- Action item
From the records below, copy each line in which the string "divider" occurs.

- Record set
☆ ☆ ☆ ☆

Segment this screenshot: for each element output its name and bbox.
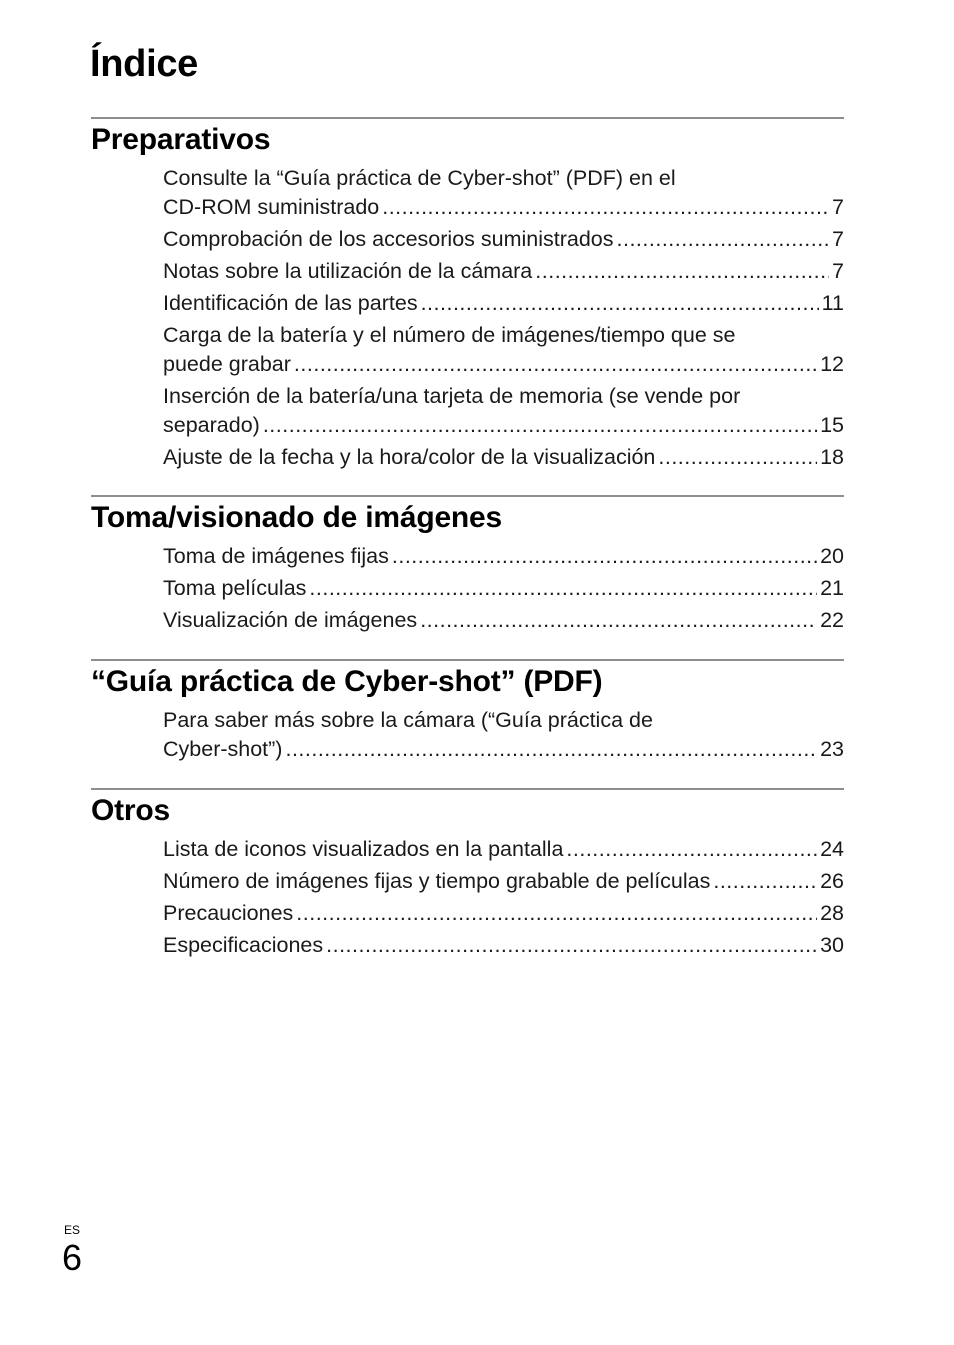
dot-leader: [713, 867, 817, 896]
dot-leader: [535, 257, 829, 286]
section-heading: Preparativos: [91, 123, 271, 156]
toc-entry[interactable]: [163, 835, 844, 864]
toc-entry-page: 21: [820, 576, 844, 600]
section-divider: [91, 117, 844, 119]
toc-entry-page: 15: [820, 413, 844, 437]
toc-entry[interactable]: [163, 289, 844, 318]
toc-entry-text: Identificación de las partes: [163, 291, 418, 315]
toc-entries: [163, 164, 844, 472]
toc-entry-text: Ajuste de la fecha y la hora/color de la visualización: [163, 445, 656, 469]
section-heading: Toma/visionado de imágenes: [91, 501, 503, 534]
section-guia-practica: [91, 659, 844, 767]
toc-entry[interactable]: [163, 867, 844, 896]
dot-leader: [326, 931, 817, 960]
toc-entries: [163, 542, 844, 635]
dot-leader: [309, 574, 817, 603]
toc-entry[interactable]: [163, 931, 844, 960]
toc-entry[interactable]: [163, 899, 844, 928]
toc-entry-text-line1: Para saber más sobre la cámara (“Guía práctica de: [163, 708, 653, 732]
dot-leader: [421, 289, 819, 318]
language-code: ES: [64, 1223, 81, 1237]
toc-entry-text: Toma de imágenes fijas: [163, 544, 389, 568]
toc-entry-text: Número de imágenes fijas y tiempo grabable de películas: [163, 869, 711, 893]
toc-entry-text: Visualización de imágenes: [163, 608, 418, 632]
toc-entry-text: CD-ROM suministrado: [163, 195, 380, 219]
toc-entry-text: Especificaciones: [163, 933, 324, 957]
toc-entry-page: 18: [820, 445, 844, 469]
toc-entry-page: 7: [832, 227, 844, 251]
toc-entry[interactable]: [163, 606, 844, 635]
page-number: 6: [62, 1237, 83, 1278]
toc-entry-page: 26: [820, 869, 844, 893]
toc-entry[interactable]: [163, 443, 844, 472]
page-title: Índice: [90, 43, 199, 85]
toc-entry-page: 7: [832, 259, 844, 283]
section-preparativos: [91, 117, 844, 475]
section-divider: [91, 495, 844, 497]
toc-entry-text: puede grabar: [163, 352, 291, 376]
toc-entry-page: 28: [820, 901, 844, 925]
toc-entry-page: 30: [820, 933, 844, 957]
toc-entry[interactable]: [163, 257, 844, 286]
section-toma-visionado: [91, 495, 844, 638]
dot-leader: [285, 735, 817, 764]
toc-entry[interactable]: [163, 225, 844, 254]
section-heading: Otros: [91, 794, 171, 827]
toc-entry-page: 20: [820, 544, 844, 568]
section-otros: [91, 788, 844, 963]
toc-entry-page: 12: [820, 352, 844, 376]
toc-entry[interactable]: [163, 574, 844, 603]
dot-leader: [382, 193, 829, 222]
dot-leader: [617, 225, 830, 254]
dot-leader: [296, 899, 817, 928]
toc-entry[interactable]: [163, 706, 844, 764]
toc-entry[interactable]: [163, 321, 844, 379]
section-divider: [91, 788, 844, 790]
toc-entry-text: separado): [163, 413, 260, 437]
toc-entry-text-line1: Consulte la “Guía práctica de Cyber-shot” (PDF) en el: [163, 166, 676, 190]
dot-leader: [392, 542, 817, 571]
dot-leader: [658, 443, 817, 472]
toc-entry-text: Comprobación de los accesorios suministrados: [163, 227, 614, 251]
toc-entry-page: 24: [820, 837, 844, 861]
dot-leader: [263, 411, 817, 440]
toc-entry-page: 22: [820, 608, 844, 632]
toc-entry-text: Cyber-shot”): [163, 737, 283, 761]
toc-entries: [163, 706, 844, 764]
toc-entry-text: Toma películas: [163, 576, 307, 600]
section-heading: “Guía práctica de Cyber-shot” (PDF): [91, 665, 603, 698]
dot-leader: [566, 835, 817, 864]
section-divider: [91, 659, 844, 661]
toc-entries: [163, 835, 844, 960]
toc-entry-page: 23: [820, 737, 844, 761]
toc-entry-text-line1: Inserción de la batería/una tarjeta de memoria (se vende por: [163, 384, 741, 408]
dot-leader: [420, 606, 817, 635]
toc-entry-text-line1: Carga de la batería y el número de imágenes/tiempo que se: [163, 323, 736, 347]
toc-entry[interactable]: [163, 382, 844, 440]
toc-entry-text: Notas sobre la utilización de la cámara: [163, 259, 533, 283]
dot-leader: [294, 350, 817, 379]
toc-entry[interactable]: [163, 164, 844, 222]
toc-entry-page: 7: [832, 195, 844, 219]
toc-entry-text: Precauciones: [163, 901, 294, 925]
toc-entry-text: Lista de iconos visualizados en la pantalla: [163, 837, 564, 861]
toc-entry-page: 11: [821, 291, 844, 315]
toc-entry[interactable]: [163, 542, 844, 571]
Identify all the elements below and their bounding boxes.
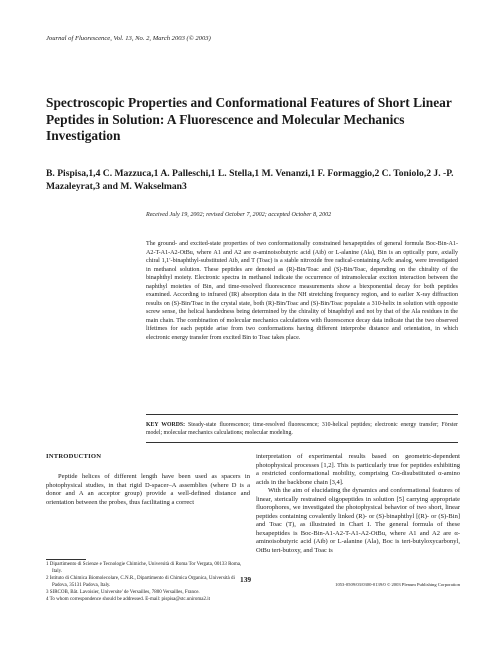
journal-citation: Journal of Fluorescence, Vol. 13, No. 2, March 2003 (© 2003) bbox=[46, 35, 211, 42]
keywords-top-rule bbox=[146, 414, 458, 415]
footnote-3: 3 SIRCOB, Bât. Lavoisier, Universite' de Versailles, 7800 Versailles, France. bbox=[46, 590, 200, 595]
footnotes bbox=[46, 562, 250, 605]
intro-paragraph-continued: interpretation of experimental results based on geometric-dependent photophysical processes [1,2]. This is particularly true for peptides exhibiting a restricted conformational mobility, comprising Cα-disubstituted α-amino acids in the backbone chain [3,4]. bbox=[256, 453, 460, 486]
intro-left-column bbox=[46, 473, 250, 507]
page-number: 139 bbox=[240, 575, 252, 584]
issn-copyright-line: 1053-0509/03/0300-0139/0 © 2003 Plenum Publishing Corporation bbox=[335, 582, 460, 587]
paper-title: Spectroscopic Properties and Conformational Features of Short Linear Peptides in Solution: A Fluorescence and Molecular Mechanics Investigation bbox=[46, 95, 452, 144]
footnote-1: 1 Dipartimento di Scienze e Tecnologie Chimiche, Università di Roma Tor Vergata, 00133 Roma, Italy. bbox=[46, 562, 242, 574]
received-dates: Received July 19, 2002; revised October 7, 2002; accepted October 8, 2002 bbox=[146, 212, 332, 218]
footnote-4: 4 To whom correspondence should be addressed. E-mail: pispisa@stc.uniroma2.it bbox=[46, 597, 210, 603]
footnote-rule bbox=[46, 559, 86, 560]
abstract bbox=[146, 240, 458, 343]
keywords-block bbox=[146, 422, 458, 437]
abstract-text: The ground- and excited-state properties of two conformationally constrained hexapeptides of general formula Boc-Bin-A1-A2-T-A1-A2-OtBu, where A1 and A2 are α-aminoisobutyric acid (Aib) or L-alanine (Ala), Bin is an optically pure, axially chiral 1,1′-binaphthyl-substituted Aib, and T (Toac) is a stable nitroxide free radical-containing Acθc analog, were investigated in methanol solution. These peptides are denoted as (R)-Bin/Toac and (S)-Bin/Toac, depending on the chirality of the binaphthyl moiety. Electronic spectra in methanol indicate the occurrence of intramolecular exciton interaction between the naphthyl moieties of Bin, and time-resolved fluorescence measurements show a biexponential decay for both peptides examined. According to infrared (IR) absorption data in the NH stretching frequency region, and to earlier X-ray diffraction results on (S)-Bin/Toac in the crystal state, both (R)-Bin/Toac and (S)-Bin/Toac populate a 310-helix in solution with opposite screw sense, the helical handedness being determined by the chirality of binaphthyl and not by that of the Ala residues in the main chain. The combination of molecular mechanics calculations with fluorescence decay data indicate that the two observed lifetimes for each peptide arise from two conformations having different interprobe distance and orientation, in which electronic energy transfer from excited Bin to Toac takes place. bbox=[146, 241, 458, 342]
intro-right-column bbox=[256, 453, 460, 555]
author-list: B. Pispisa,1,4 C. Mazzuca,1 A. Palleschi,1 L. Stella,1 M. Venanzi,1 F. Formaggio,2 C. Toniolo,2 J. -P. Mazaleyrat,3 and M. Wakselman3 bbox=[46, 168, 454, 192]
footnote-2: 2 Istituto di Chimica Biomolecolare, C.N.R., Dipartimento di Chimica Organica, Università di Padova, 35131 Padova, Italy. bbox=[46, 576, 235, 588]
section-heading-introduction: INTRODUCTION bbox=[46, 453, 102, 460]
keywords-text: Steady-state fluorescence; time-resolved fluorescence; 310-helical peptides; electronic energy transfer; Förster model; molecular mechanics calculations; molecular modeling. bbox=[146, 422, 458, 436]
keywords-bottom-rule bbox=[146, 442, 458, 443]
keywords-label: KEY WORDS: bbox=[146, 422, 186, 428]
intro-paragraph-2: With the aim of elucidating the dynamics and conformational features of linear, sterically restrained oligopeptides in solution [5] carrying appropriate fluorophores, we investigated the photophysical behavior of two short, linear peptides containing covalently linked (R)- or (S)-binaphthyl [(R)- or (S)-Bin] and Toac (T), as illustrated in Chart I. The general formula of these hexapeptides is Boc-Bin-A1-A2-T-A1-A2-OtBu, where A1 and A2 are α-aminoisobutyric acid (Aib) or L-alanine (Ala), Boc is tert-butyloxycarbonyl, OtBu tert-butoxy, and Toac is bbox=[256, 487, 460, 554]
intro-paragraph: Peptide helices of different length have been used as spacers in photophysical studies, in that rigid D-spacer–A assemblies (where D is a donor and A an acceptor group) provide a well-defined distance and orientation between the probes, thus facilitating a correct bbox=[46, 473, 250, 506]
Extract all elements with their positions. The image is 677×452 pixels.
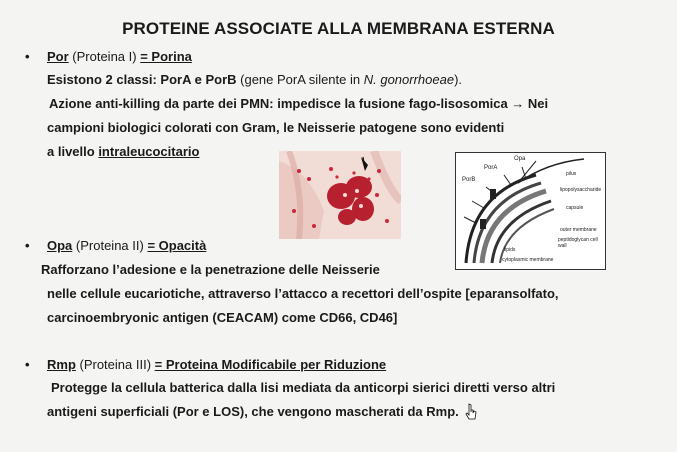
label-cytoplasmic-membrane: cytoplasmic membrane: [502, 257, 554, 263]
rmp-line-3: antigeni superficiali (Por e LOS), che vengono mascherati da Rmp.: [47, 404, 459, 419]
por-gene-end: ).: [454, 72, 463, 87]
por-line-4: campioni biologici colorati con Gram, le Neisserie patogene sono evidenti: [47, 120, 505, 135]
por-line-3: Azione anti-killing da parte dei PMN: impedisce la fusione fago-lisosomica → Nei: [49, 96, 549, 111]
label-lipids: lipids: [504, 247, 516, 253]
label-opa: Opa: [514, 156, 526, 162]
rmp-name: Rmp: [47, 357, 76, 372]
label-outer-membrane: outer membrane: [560, 227, 597, 233]
rmp-eq: = Proteina Modificabile per Riduzione: [154, 357, 387, 372]
opa-line-2: Rafforzano l’adesione e la penetrazione delle Neisserie: [41, 262, 380, 277]
bullet-por: •: [25, 49, 30, 64]
label-porb: PorB: [462, 177, 476, 183]
opa-heading: [47, 238, 206, 253]
por-eq: = Porina: [140, 49, 192, 64]
label-pora: PorA: [484, 165, 498, 171]
opa-paren: (Proteina II): [72, 238, 148, 253]
por-name: Por: [47, 49, 69, 64]
por-paren: (Proteina I): [68, 49, 141, 64]
rmp-line-2: Protegge la cellula batterica dalla lisi mediata da anticorpi sierici diretti verso altri: [51, 380, 556, 395]
opa-eq: = Opacità: [147, 238, 207, 253]
por-line-5-a: a livello: [47, 144, 99, 159]
por-classes: Esistono 2 classi: PorA e PorB: [47, 72, 237, 87]
gram-stain-photo: [279, 151, 401, 239]
por-species: N. gonorrhoeae: [363, 72, 455, 87]
por-intraleucocitario: intraleucocitario: [98, 144, 200, 159]
opa-name: Opa: [47, 238, 73, 253]
por-heading: [47, 49, 192, 64]
bullet-rmp: •: [25, 357, 30, 372]
membrane-diagram: [455, 152, 606, 270]
mouse-pointer-icon: [465, 403, 477, 421]
label-capsule: capsule: [566, 205, 584, 211]
label-peptidoglycan: peptidoglycan cell wall: [558, 237, 598, 249]
slide-title: PROTEINE ASSOCIATE ALLA MEMBRANA ESTERNA: [122, 19, 555, 38]
por-line-5: [47, 144, 199, 159]
por-line-2: [47, 72, 462, 87]
label-lps: lipopolysaccharide: [560, 187, 602, 193]
label-pilus: pilus: [566, 171, 577, 177]
bullet-opa: •: [25, 238, 30, 253]
por-gene-note: (gene PorA silente in: [236, 72, 364, 87]
rmp-heading: [47, 357, 386, 372]
opa-line-4: carcinoembryonic antigen (CEACAM) come CD66, CD46]: [47, 310, 398, 325]
rmp-paren: (Proteina III): [75, 357, 155, 372]
opa-line-3: nelle cellule eucariotiche, attraverso l’attacco a recettori dell’ospite [eparansolfato,: [47, 286, 559, 301]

☆ ☆ ☆ ☆

- Answer below
section-divider: [91, 117, 844, 119]
section-divider: [91, 495, 844, 497]
section-divider: [91, 788, 844, 790]
section-divider: [91, 659, 844, 661]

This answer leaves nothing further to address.